◆ Exercise goal ◆
Exclude all pictures, then copy each of the records exactly as written.

+ + +

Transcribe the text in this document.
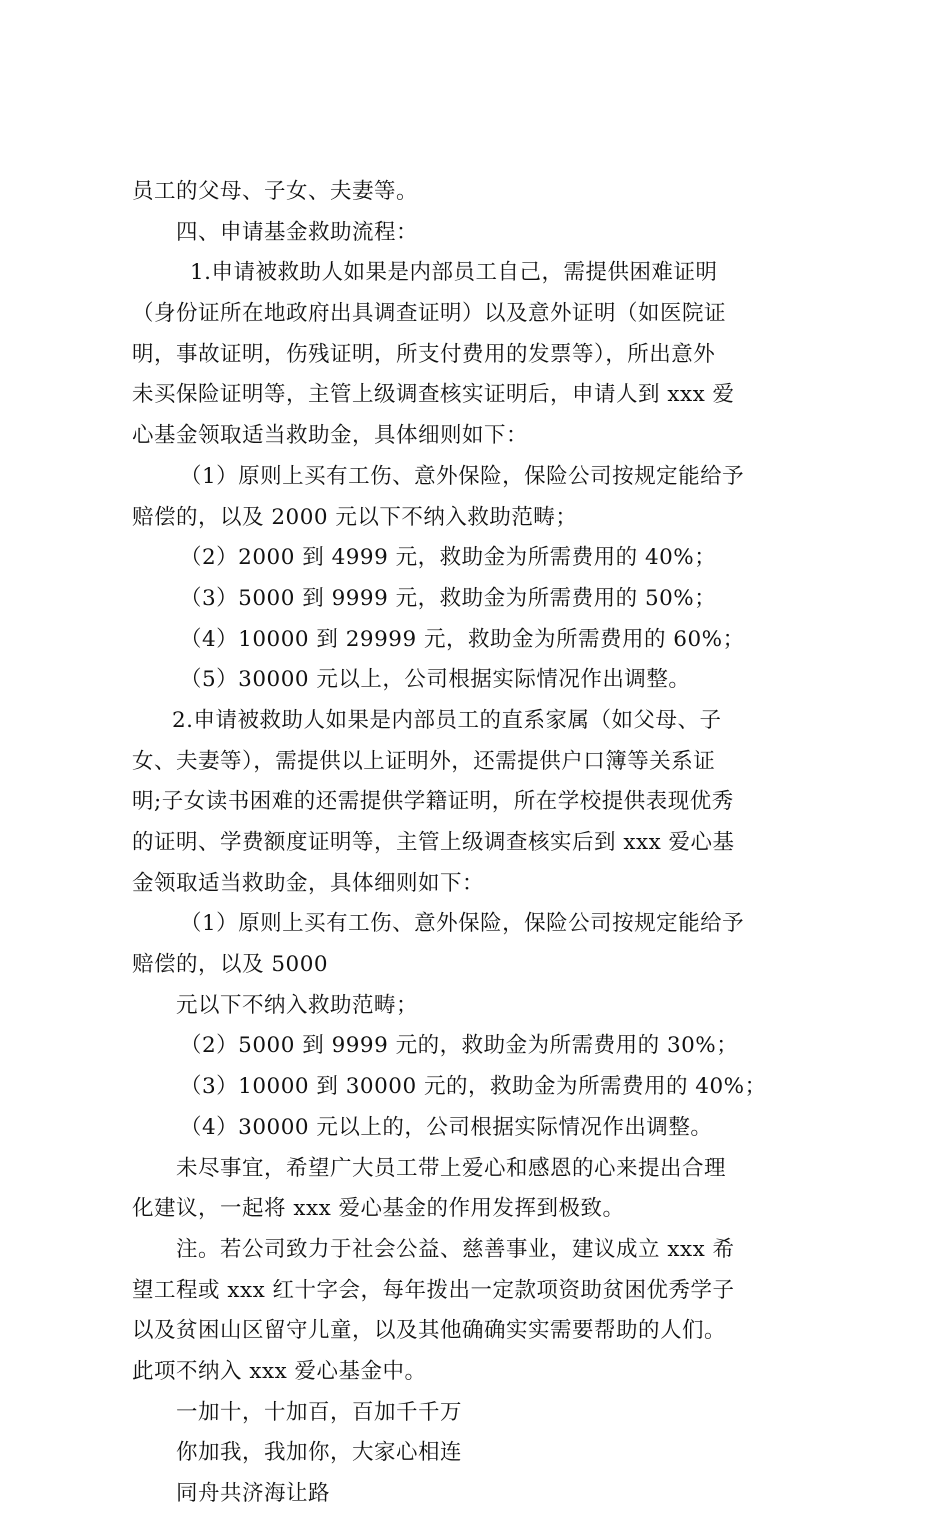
员工的父母、子女、夫妻等。
四、申请基金救助流程：
1.申请被救助人如果是内部员工自己，需提供困难证明
（身份证所在地政府出具调查证明）以及意外证明（如医院证
明，事故证明，伤残证明，所支付费用的发票等），所出意外
未买保险证明等，主管上级调查核实证明后，申请人到 xxx 爱
心基金领取适当救助金，具体细则如下：
（1）原则上买有工伤、意外保险，保险公司按规定能给予
赔偿的，以及 2000 元以下不纳入救助范畴；
（2）2000 到 4999 元，救助金为所需费用的 40%；
（3）5000 到 9999 元，救助金为所需费用的 50%；
（4）10000 到 29999 元，救助金为所需费用的 60%；
（5）30000 元以上，公司根据实际情况作出调整。
2.申请被救助人如果是内部员工的直系家属（如父母、子
女、夫妻等），需提供以上证明外，还需提供户口簿等关系证
明;子女读书困难的还需提供学籍证明，所在学校提供表现优秀
的证明、学费额度证明等，主管上级调查核实后到 xxx 爱心基
金领取适当救助金，具体细则如下：
（1）原则上买有工伤、意外保险，保险公司按规定能给予
赔偿的，以及 5000
元以下不纳入救助范畴；
（2）5000 到 9999 元的，救助金为所需费用的 30%；
（3）10000 到 30000 元的，救助金为所需费用的 40%；
（4）30000 元以上的，公司根据实际情况作出调整。
未尽事宜，希望广大员工带上爱心和感恩的心来提出合理
化建议，一起将 xxx 爱心基金的作用发挥到极致。
注。若公司致力于社会公益、慈善事业，建议成立 xxx 希
望工程或 xxx 红十字会，每年拨出一定款项资助贫困优秀学子
以及贫困山区留守儿童，以及其他确确实实需要帮助的人们。
此项不纳入 xxx 爱心基金中。
一加十，十加百，百加千千万
你加我，我加你，大家心相连
同舟共济海让路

+ + +

◆ Final result ◆
Transcribe the text in this document.
员工的父母、子女、夫妻等。
四、申请基金救助流程：
1.申请被救助人如果是内部员工自己，需提供困难证明
（身份证所在地政府出具调查证明）以及意外证明（如医院证
明，事故证明，伤残证明，所支付费用的发票等），所出意外
未买保险证明等，主管上级调查核实证明后，申请人到 xxx 爱
心基金领取适当救助金，具体细则如下：
（1）原则上买有工伤、意外保险，保险公司按规定能给予
赔偿的，以及 2000 元以下不纳入救助范畴；
（2）2000 到 4999 元，救助金为所需费用的 40%；
（3）5000 到 9999 元，救助金为所需费用的 50%；
（4）10000 到 29999 元，救助金为所需费用的 60%；
（5）30000 元以上，公司根据实际情况作出调整。
2.申请被救助人如果是内部员工的直系家属（如父母、子
女、夫妻等），需提供以上证明外，还需提供户口簿等关系证
明;子女读书困难的还需提供学籍证明，所在学校提供表现优秀
的证明、学费额度证明等，主管上级调查核实后到 xxx 爱心基
金领取适当救助金，具体细则如下：
（1）原则上买有工伤、意外保险，保险公司按规定能给予
赔偿的，以及 5000
元以下不纳入救助范畴；
（2）5000 到 9999 元的，救助金为所需费用的 30%；
（3）10000 到 30000 元的，救助金为所需费用的 40%；
（4）30000 元以上的，公司根据实际情况作出调整。
未尽事宜，希望广大员工带上爱心和感恩的心来提出合理
化建议，一起将 xxx 爱心基金的作用发挥到极致。
注。若公司致力于社会公益、慈善事业，建议成立 xxx 希
望工程或 xxx 红十字会，每年拨出一定款项资助贫困优秀学子
以及贫困山区留守儿童，以及其他确确实实需要帮助的人们。
此项不纳入 xxx 爱心基金中。
一加十，十加百，百加千千万
你加我，我加你，大家心相连
同舟共济海让路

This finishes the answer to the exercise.